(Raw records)
## Begin

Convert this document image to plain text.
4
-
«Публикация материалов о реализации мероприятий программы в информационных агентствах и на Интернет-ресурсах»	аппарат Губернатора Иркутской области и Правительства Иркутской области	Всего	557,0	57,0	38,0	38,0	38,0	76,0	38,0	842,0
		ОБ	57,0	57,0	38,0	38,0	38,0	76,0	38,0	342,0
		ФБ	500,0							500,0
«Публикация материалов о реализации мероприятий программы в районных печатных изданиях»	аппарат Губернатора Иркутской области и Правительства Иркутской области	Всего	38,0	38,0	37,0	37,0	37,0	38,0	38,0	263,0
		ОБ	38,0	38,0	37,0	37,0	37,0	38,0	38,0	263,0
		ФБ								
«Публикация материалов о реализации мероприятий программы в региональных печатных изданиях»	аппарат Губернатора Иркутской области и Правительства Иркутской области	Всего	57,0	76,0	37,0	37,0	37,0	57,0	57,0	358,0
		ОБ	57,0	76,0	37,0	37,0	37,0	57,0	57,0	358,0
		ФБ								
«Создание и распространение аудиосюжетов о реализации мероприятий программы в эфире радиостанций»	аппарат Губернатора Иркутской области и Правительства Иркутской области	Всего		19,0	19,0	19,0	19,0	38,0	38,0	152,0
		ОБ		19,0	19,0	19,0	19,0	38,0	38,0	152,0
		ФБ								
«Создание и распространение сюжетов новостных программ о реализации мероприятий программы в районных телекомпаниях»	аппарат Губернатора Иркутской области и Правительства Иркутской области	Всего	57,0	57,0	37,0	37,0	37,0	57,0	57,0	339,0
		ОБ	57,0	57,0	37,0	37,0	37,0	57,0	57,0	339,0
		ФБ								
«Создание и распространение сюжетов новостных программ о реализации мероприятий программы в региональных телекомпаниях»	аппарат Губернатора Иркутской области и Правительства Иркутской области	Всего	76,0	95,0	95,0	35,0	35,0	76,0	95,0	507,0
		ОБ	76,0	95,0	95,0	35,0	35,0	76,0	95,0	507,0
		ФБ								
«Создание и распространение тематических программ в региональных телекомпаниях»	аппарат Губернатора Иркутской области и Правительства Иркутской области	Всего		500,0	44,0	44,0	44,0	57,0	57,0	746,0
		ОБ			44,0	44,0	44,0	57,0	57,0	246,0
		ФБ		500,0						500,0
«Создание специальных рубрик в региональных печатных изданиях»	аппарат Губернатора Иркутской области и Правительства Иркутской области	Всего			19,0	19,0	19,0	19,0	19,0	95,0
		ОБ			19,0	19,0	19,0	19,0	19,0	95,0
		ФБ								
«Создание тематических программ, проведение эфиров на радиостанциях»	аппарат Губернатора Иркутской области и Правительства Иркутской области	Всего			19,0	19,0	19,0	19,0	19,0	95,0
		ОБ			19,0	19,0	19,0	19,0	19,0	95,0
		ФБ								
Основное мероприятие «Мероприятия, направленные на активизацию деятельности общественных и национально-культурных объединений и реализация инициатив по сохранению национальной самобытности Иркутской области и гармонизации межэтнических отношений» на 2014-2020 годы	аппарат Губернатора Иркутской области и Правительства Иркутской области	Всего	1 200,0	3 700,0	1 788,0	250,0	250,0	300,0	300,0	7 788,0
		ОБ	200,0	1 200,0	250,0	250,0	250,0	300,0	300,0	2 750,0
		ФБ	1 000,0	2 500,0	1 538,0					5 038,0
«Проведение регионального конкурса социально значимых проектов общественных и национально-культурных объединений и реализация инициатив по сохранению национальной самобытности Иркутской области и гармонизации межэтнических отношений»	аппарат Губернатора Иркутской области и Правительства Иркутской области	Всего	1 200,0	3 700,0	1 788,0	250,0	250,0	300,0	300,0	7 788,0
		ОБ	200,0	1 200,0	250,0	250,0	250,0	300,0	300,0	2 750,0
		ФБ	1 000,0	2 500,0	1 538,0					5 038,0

## End

### Exercise
Take every line above carrying "тематических" and return it.

### Exercise response
«Создание и распространение тематических программ в региональных телекомпаниях»	аппарат Губернатора Иркутской области и Правительства Иркутской области	Всего		500,0	44,0	44,0	44,0	57,0	57,0	746,0
«Создание тематических программ, проведение эфиров на радиостанциях»	аппарат Губернатора Иркутской области и Правительства Иркутской области	Всего			19,0	19,0	19,0	19,0	19,0	95,0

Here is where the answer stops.